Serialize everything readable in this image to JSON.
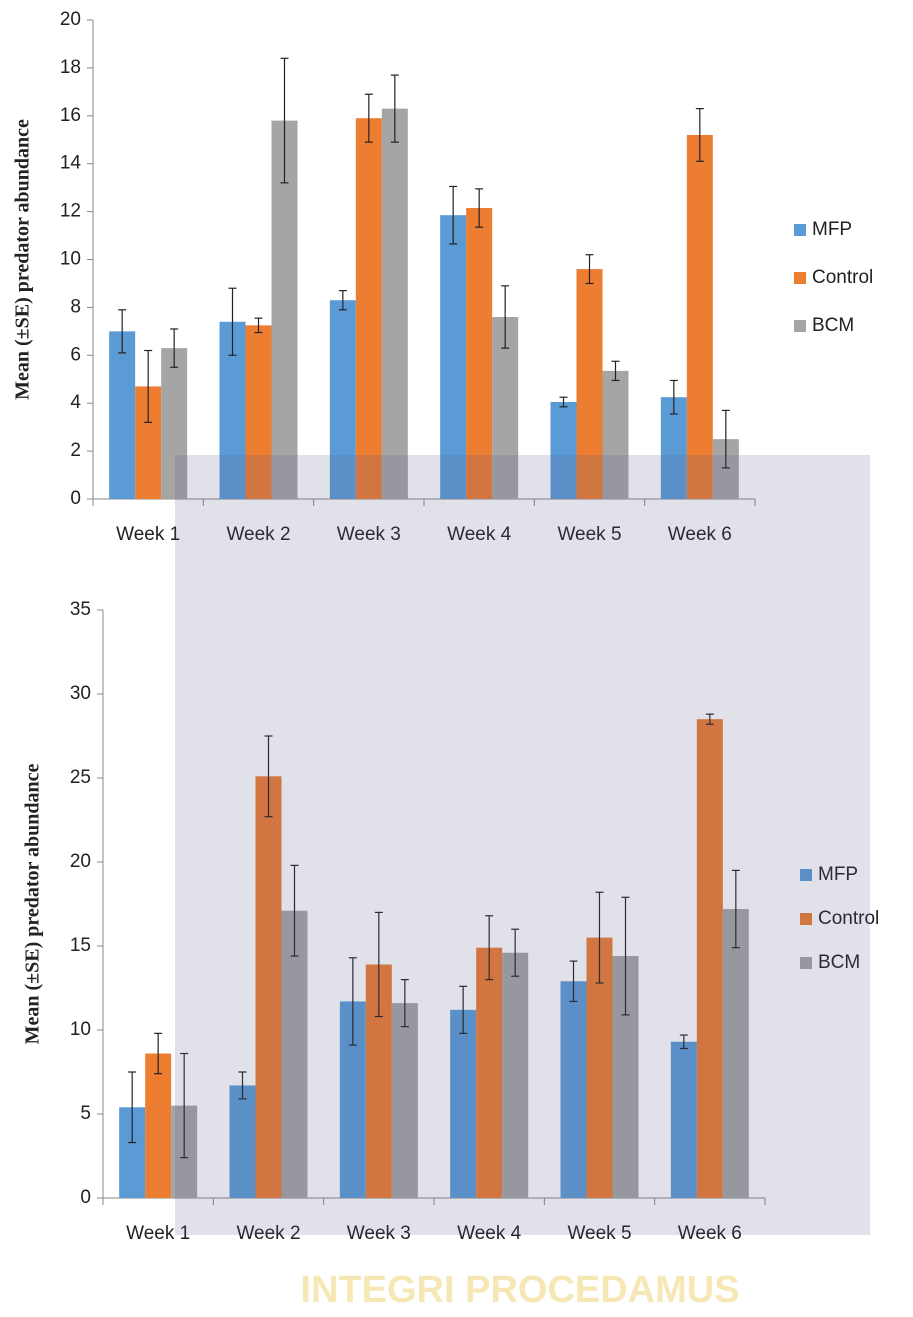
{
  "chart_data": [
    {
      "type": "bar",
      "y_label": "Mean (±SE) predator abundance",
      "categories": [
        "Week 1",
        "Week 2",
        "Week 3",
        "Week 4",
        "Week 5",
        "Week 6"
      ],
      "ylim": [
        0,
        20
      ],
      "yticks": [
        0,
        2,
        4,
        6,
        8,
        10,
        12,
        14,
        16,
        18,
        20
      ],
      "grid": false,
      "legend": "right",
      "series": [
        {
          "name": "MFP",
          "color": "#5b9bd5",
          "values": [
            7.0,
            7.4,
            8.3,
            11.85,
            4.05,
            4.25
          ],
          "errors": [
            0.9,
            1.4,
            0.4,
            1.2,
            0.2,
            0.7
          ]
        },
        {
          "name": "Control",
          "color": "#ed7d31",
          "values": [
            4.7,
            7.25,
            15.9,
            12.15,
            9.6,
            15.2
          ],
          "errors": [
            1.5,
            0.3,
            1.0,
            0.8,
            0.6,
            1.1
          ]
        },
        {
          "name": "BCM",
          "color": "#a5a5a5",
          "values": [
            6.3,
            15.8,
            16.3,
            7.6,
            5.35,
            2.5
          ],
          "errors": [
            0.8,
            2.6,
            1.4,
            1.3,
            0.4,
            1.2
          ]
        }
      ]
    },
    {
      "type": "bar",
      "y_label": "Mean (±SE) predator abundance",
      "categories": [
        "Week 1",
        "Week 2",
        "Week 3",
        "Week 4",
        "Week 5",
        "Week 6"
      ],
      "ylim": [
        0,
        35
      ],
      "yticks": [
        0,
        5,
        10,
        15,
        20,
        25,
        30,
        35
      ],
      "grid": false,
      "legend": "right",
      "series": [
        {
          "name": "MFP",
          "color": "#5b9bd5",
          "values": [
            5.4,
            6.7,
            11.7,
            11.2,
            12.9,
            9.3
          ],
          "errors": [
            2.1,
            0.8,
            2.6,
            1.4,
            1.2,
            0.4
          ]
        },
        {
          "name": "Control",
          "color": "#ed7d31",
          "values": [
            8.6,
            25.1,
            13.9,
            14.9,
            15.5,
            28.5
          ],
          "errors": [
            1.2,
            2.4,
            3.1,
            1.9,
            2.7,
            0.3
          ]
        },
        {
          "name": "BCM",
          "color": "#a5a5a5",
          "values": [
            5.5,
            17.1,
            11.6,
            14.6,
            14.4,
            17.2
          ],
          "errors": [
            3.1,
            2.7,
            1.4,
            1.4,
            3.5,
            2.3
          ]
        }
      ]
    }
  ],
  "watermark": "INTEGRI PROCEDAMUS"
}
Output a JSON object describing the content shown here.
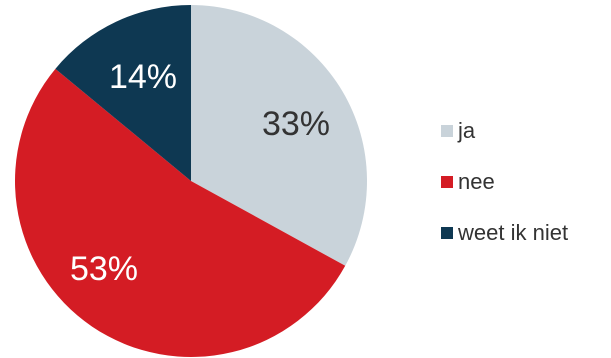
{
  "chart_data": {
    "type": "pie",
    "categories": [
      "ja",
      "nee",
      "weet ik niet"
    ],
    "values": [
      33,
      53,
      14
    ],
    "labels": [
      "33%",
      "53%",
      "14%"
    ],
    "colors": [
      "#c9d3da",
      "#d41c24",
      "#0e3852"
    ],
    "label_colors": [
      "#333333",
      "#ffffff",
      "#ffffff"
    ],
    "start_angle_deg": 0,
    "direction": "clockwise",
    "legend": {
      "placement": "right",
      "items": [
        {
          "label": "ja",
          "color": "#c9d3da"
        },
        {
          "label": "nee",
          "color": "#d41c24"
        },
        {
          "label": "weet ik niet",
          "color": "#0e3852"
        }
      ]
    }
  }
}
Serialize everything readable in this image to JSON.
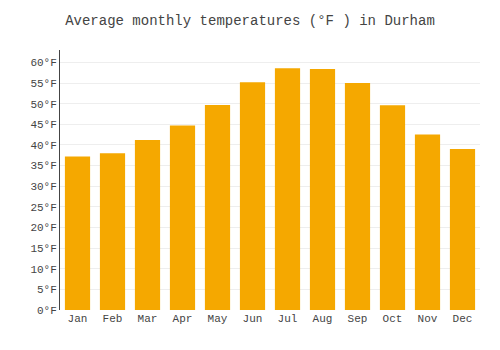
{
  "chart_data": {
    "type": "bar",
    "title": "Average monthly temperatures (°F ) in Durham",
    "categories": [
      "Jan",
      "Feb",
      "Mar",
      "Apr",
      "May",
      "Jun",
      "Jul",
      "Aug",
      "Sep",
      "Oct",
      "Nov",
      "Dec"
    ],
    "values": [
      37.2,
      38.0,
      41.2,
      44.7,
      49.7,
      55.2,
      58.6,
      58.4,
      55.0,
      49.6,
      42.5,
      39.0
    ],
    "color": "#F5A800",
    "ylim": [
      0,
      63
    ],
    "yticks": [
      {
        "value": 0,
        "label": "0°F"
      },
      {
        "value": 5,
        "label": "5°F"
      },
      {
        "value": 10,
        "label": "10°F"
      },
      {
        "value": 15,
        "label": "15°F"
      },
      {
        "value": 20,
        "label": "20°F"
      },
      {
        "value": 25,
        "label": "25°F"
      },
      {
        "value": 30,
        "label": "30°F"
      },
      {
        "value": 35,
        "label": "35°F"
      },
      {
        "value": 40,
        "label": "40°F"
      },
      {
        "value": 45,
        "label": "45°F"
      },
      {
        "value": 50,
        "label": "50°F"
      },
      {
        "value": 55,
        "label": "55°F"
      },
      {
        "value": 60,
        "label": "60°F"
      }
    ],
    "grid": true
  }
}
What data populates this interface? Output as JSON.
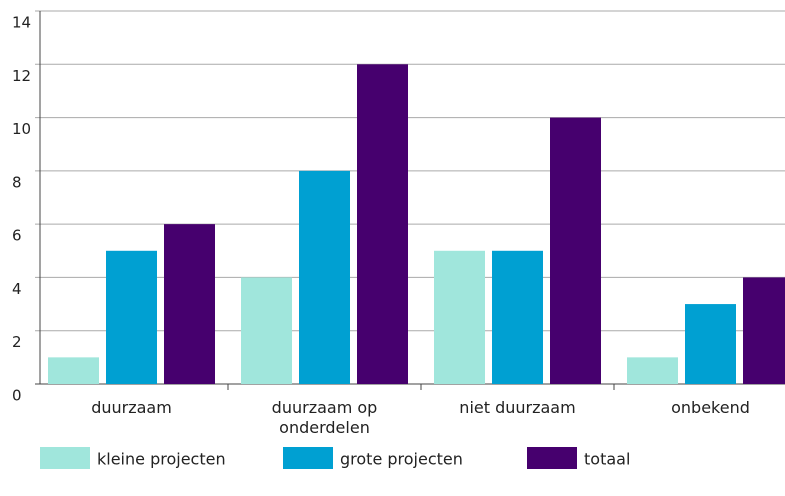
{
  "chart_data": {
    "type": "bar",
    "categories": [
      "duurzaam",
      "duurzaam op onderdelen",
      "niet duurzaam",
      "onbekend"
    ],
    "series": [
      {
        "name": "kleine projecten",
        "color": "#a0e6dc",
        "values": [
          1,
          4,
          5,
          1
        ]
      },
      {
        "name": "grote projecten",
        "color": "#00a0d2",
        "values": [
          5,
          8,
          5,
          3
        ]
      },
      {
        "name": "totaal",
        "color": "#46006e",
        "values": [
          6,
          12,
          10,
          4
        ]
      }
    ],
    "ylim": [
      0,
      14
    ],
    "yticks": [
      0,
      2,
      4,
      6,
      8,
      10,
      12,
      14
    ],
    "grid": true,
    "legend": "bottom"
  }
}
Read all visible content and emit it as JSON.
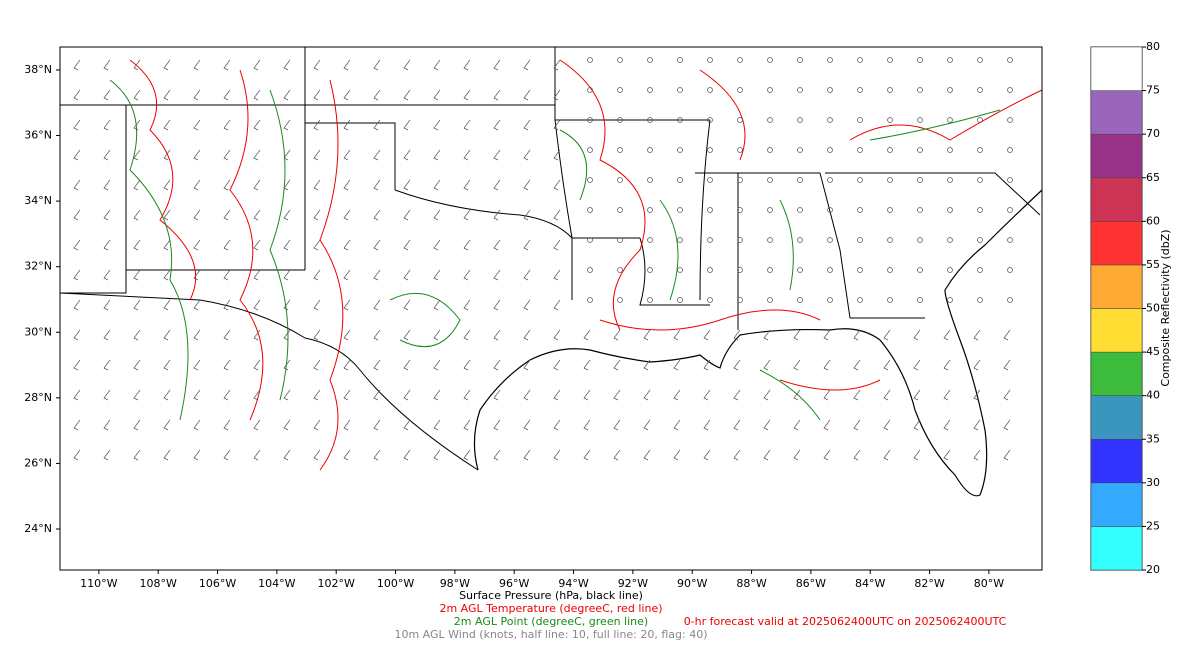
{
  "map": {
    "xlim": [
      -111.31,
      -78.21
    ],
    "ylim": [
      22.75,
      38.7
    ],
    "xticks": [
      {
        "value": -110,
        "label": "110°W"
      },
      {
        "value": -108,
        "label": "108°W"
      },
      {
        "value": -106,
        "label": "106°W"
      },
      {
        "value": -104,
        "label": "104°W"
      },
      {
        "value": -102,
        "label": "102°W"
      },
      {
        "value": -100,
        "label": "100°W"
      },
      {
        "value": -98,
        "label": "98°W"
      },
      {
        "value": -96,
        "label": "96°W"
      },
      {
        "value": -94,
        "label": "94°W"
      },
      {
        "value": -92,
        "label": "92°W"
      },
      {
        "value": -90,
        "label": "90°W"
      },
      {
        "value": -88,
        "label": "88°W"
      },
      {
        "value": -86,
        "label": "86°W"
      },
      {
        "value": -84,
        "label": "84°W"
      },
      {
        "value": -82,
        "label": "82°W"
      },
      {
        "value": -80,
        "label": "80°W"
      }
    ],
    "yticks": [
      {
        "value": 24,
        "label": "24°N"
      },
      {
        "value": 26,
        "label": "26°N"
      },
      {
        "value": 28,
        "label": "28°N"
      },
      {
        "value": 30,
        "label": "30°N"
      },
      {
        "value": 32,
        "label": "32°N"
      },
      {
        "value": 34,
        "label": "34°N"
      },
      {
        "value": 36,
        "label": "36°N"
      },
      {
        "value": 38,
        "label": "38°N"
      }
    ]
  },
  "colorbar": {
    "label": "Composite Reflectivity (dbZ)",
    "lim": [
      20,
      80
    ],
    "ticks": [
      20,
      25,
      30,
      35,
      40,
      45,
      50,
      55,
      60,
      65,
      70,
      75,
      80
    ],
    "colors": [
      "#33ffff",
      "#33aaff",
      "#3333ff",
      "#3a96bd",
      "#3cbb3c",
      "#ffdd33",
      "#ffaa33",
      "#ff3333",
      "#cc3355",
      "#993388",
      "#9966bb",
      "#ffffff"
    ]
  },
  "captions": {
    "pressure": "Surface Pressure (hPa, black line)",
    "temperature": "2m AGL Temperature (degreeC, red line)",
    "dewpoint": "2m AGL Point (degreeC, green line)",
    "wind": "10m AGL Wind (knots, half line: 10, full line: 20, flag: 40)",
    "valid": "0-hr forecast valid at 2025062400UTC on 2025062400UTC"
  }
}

▶ _Problem description_
List all lines in the material containing the string "legend".

▶ _Output_
      "legend": "right",
      "legend": "right",
    "legend": {
    "legend": "bottom"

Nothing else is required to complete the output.